(Request): Scan the data below and report how many lines include the word "name". Nothing else is wanted.

** begin Records supplied **

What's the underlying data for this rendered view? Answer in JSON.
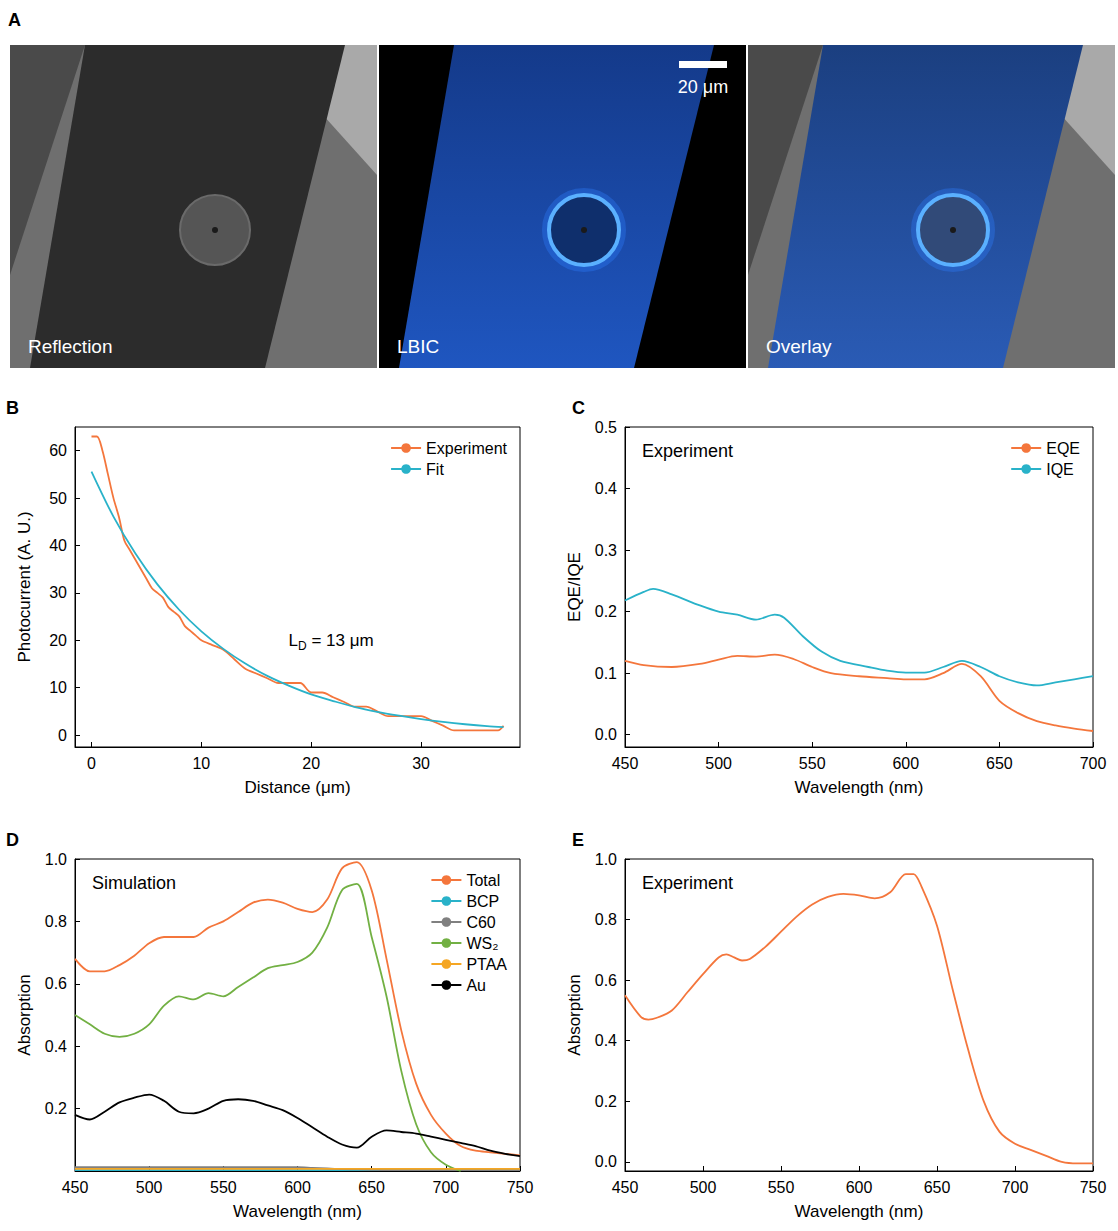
{
  "image_panel": {
    "panel": "A",
    "images": [
      "Reflection",
      "LBIC",
      "Overlay"
    ],
    "scale_bar": "20 μm"
  },
  "chart_data": [
    {
      "panel": "B",
      "type": "line",
      "xlabel": "Distance (μm)",
      "ylabel": "Photocurrent (A. U.)",
      "xlim": [
        -1.5,
        39
      ],
      "xticks": [
        0,
        10,
        20,
        30
      ],
      "ylim": [
        -2.5,
        65
      ],
      "yticks": [
        0,
        10,
        20,
        30,
        40,
        50,
        60
      ],
      "grid": false,
      "legend": "upper right",
      "annotation": {
        "parts": [
          {
            "text": "L"
          },
          {
            "text": "D",
            "sub": true
          },
          {
            "text": " = 13 μm"
          }
        ]
      },
      "series": [
        {
          "name": "Experiment",
          "color": "#f4763c",
          "x": [
            0,
            0.5,
            1,
            1.5,
            2,
            2.5,
            3,
            3.5,
            4,
            4.5,
            5,
            5.5,
            6,
            6.5,
            7,
            7.5,
            8,
            8.5,
            9,
            9.5,
            10,
            11,
            12,
            13,
            14,
            15,
            16,
            17,
            18,
            19,
            20,
            21,
            22,
            23,
            24,
            25,
            26,
            27,
            28,
            29,
            30,
            31,
            32,
            33,
            34,
            35,
            36,
            37,
            37.5
          ],
          "values": [
            63,
            63,
            60,
            55,
            50,
            46,
            41,
            39,
            37,
            35,
            33,
            31,
            30,
            29,
            27,
            26,
            25,
            23,
            22,
            21,
            20,
            19,
            18,
            16,
            14,
            13,
            12,
            11,
            11,
            11,
            9,
            9,
            8,
            7,
            6,
            6,
            5,
            4,
            4,
            4,
            4,
            3,
            2,
            1,
            1,
            1,
            1,
            1,
            2
          ]
        },
        {
          "name": "Fit",
          "color": "#29b2c9",
          "x": [
            0,
            2,
            4,
            6,
            8,
            10,
            12,
            14,
            16,
            18,
            20,
            22,
            24,
            26,
            28,
            30,
            32,
            34,
            36,
            37.5
          ],
          "values": [
            55.6,
            46.1,
            38.3,
            31.8,
            26.4,
            21.9,
            18.2,
            15.1,
            12.5,
            10.4,
            8.6,
            7.2,
            5.9,
            4.9,
            4.1,
            3.4,
            2.8,
            2.3,
            1.9,
            1.7
          ]
        }
      ]
    },
    {
      "panel": "C",
      "type": "line",
      "title": "Experiment",
      "xlabel": "Wavelength (nm)",
      "ylabel": "EQE/IQE",
      "xlim": [
        450,
        700
      ],
      "xticks": [
        450,
        500,
        550,
        600,
        650,
        700
      ],
      "ylim": [
        -0.02,
        0.5
      ],
      "yticks": [
        {
          "value": 0,
          "label": "0.0"
        },
        0.1,
        0.2,
        0.3,
        0.4,
        0.5
      ],
      "grid": false,
      "legend": "upper right",
      "series": [
        {
          "name": "EQE",
          "color": "#f4763c",
          "x": [
            450,
            460,
            475,
            490,
            500,
            510,
            520,
            530,
            540,
            550,
            560,
            575,
            590,
            600,
            610,
            620,
            630,
            640,
            650,
            660,
            670,
            680,
            690,
            700
          ],
          "values": [
            0.12,
            0.113,
            0.11,
            0.115,
            0.122,
            0.128,
            0.127,
            0.13,
            0.123,
            0.11,
            0.1,
            0.095,
            0.092,
            0.09,
            0.09,
            0.1,
            0.115,
            0.095,
            0.055,
            0.035,
            0.022,
            0.015,
            0.01,
            0.006
          ]
        },
        {
          "name": "IQE",
          "color": "#29b2c9",
          "x": [
            450,
            460,
            465,
            475,
            490,
            500,
            510,
            520,
            530,
            535,
            545,
            555,
            565,
            580,
            590,
            600,
            610,
            620,
            630,
            640,
            650,
            660,
            670,
            680,
            690,
            700
          ],
          "values": [
            0.218,
            0.232,
            0.237,
            0.228,
            0.21,
            0.2,
            0.195,
            0.187,
            0.195,
            0.19,
            0.16,
            0.135,
            0.12,
            0.11,
            0.104,
            0.101,
            0.101,
            0.11,
            0.12,
            0.11,
            0.095,
            0.085,
            0.08,
            0.085,
            0.09,
            0.095
          ]
        }
      ]
    },
    {
      "panel": "D",
      "type": "line",
      "title": "Simulation",
      "xlabel": "Wavelength (nm)",
      "ylabel": "Absorption",
      "xlim": [
        450,
        750
      ],
      "xticks": [
        450,
        500,
        550,
        600,
        650,
        700,
        750
      ],
      "ylim": [
        0,
        1.0
      ],
      "yticks": [
        0.2,
        0.4,
        0.6,
        0.8,
        {
          "value": 1.0,
          "label": "1.0"
        }
      ],
      "grid": false,
      "legend": "upper right",
      "x": [
        450,
        460,
        470,
        480,
        490,
        500,
        510,
        520,
        530,
        540,
        550,
        560,
        570,
        580,
        590,
        600,
        610,
        620,
        630,
        640,
        650,
        660,
        670,
        680,
        690,
        700,
        710,
        720,
        730,
        740,
        750
      ],
      "series": [
        {
          "name": "Total",
          "color": "#f4763c",
          "values": [
            0.68,
            0.64,
            0.64,
            0.66,
            0.69,
            0.73,
            0.75,
            0.75,
            0.75,
            0.78,
            0.8,
            0.83,
            0.86,
            0.87,
            0.86,
            0.84,
            0.83,
            0.87,
            0.97,
            0.99,
            0.9,
            0.68,
            0.45,
            0.28,
            0.18,
            0.12,
            0.08,
            0.065,
            0.06,
            0.055,
            0.05
          ]
        },
        {
          "name": "BCP",
          "color": "#29b2c9",
          "values": [
            0.003,
            0.003,
            0.003,
            0.003,
            0.003,
            0.003,
            0.003,
            0.003,
            0.003,
            0.003,
            0.003,
            0.003,
            0.003,
            0.003,
            0.003,
            0.003,
            0.003,
            0.003,
            0.003,
            0.003,
            0.003,
            0.003,
            0.003,
            0.003,
            0.003,
            0.003,
            0.003,
            0.003,
            0.003,
            0.003,
            0.003
          ]
        },
        {
          "name": "C60",
          "color": "#808080",
          "values": [
            0.012,
            0.012,
            0.012,
            0.012,
            0.012,
            0.012,
            0.012,
            0.012,
            0.012,
            0.012,
            0.012,
            0.012,
            0.012,
            0.012,
            0.012,
            0.012,
            0.01,
            0.008,
            0.006,
            0.005,
            0.004,
            0.003,
            0.003,
            0.003,
            0.003,
            0.003,
            0.003,
            0.003,
            0.003,
            0.003,
            0.003
          ]
        },
        {
          "name": "WS₂",
          "color": "#72b043",
          "values": [
            0.5,
            0.47,
            0.44,
            0.43,
            0.44,
            0.47,
            0.53,
            0.56,
            0.55,
            0.57,
            0.56,
            0.59,
            0.62,
            0.65,
            0.66,
            0.67,
            0.7,
            0.78,
            0.9,
            0.92,
            0.75,
            0.56,
            0.32,
            0.15,
            0.06,
            0.02,
            0.0,
            null,
            null,
            null,
            null
          ]
        },
        {
          "name": "PTAA",
          "color": "#f5a623",
          "values": [
            0.007,
            0.007,
            0.007,
            0.007,
            0.007,
            0.007,
            0.007,
            0.007,
            0.007,
            0.007,
            0.007,
            0.007,
            0.007,
            0.007,
            0.007,
            0.007,
            0.007,
            0.007,
            0.007,
            0.007,
            0.007,
            0.007,
            0.007,
            0.007,
            0.007,
            0.007,
            0.007,
            0.007,
            0.007,
            0.007,
            0.007
          ]
        },
        {
          "name": "Au",
          "color": "#000000",
          "values": [
            0.18,
            0.165,
            0.19,
            0.22,
            0.235,
            0.245,
            0.225,
            0.19,
            0.185,
            0.2,
            0.225,
            0.23,
            0.225,
            0.21,
            0.195,
            0.17,
            0.14,
            0.11,
            0.085,
            0.075,
            0.11,
            0.13,
            0.125,
            0.12,
            0.11,
            0.1,
            0.09,
            0.08,
            0.065,
            0.055,
            0.048
          ]
        }
      ]
    },
    {
      "panel": "E",
      "type": "line",
      "title": "Experiment",
      "xlabel": "Wavelength (nm)",
      "ylabel": "Absorption",
      "xlim": [
        450,
        750
      ],
      "xticks": [
        450,
        500,
        550,
        600,
        650,
        700,
        750
      ],
      "ylim": [
        -0.03,
        1.0
      ],
      "yticks": [
        {
          "value": 0,
          "label": "0.0"
        },
        0.2,
        0.4,
        0.6,
        0.8,
        {
          "value": 1.0,
          "label": "1.0"
        }
      ],
      "grid": false,
      "color": "#f4763c",
      "x": [
        450,
        460,
        465,
        470,
        480,
        490,
        500,
        510,
        515,
        520,
        525,
        530,
        540,
        550,
        560,
        570,
        580,
        590,
        600,
        610,
        620,
        630,
        635,
        640,
        650,
        660,
        670,
        680,
        690,
        700,
        710,
        720,
        730,
        740,
        750
      ],
      "values": [
        0.55,
        0.48,
        0.47,
        0.475,
        0.5,
        0.56,
        0.62,
        0.675,
        0.685,
        0.675,
        0.665,
        0.67,
        0.71,
        0.76,
        0.81,
        0.85,
        0.875,
        0.885,
        0.88,
        0.87,
        0.89,
        0.95,
        0.95,
        0.91,
        0.78,
        0.57,
        0.37,
        0.2,
        0.1,
        0.06,
        0.04,
        0.02,
        0.0,
        -0.005,
        -0.005
      ]
    }
  ]
}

** end Records supplied **

(Task result): 10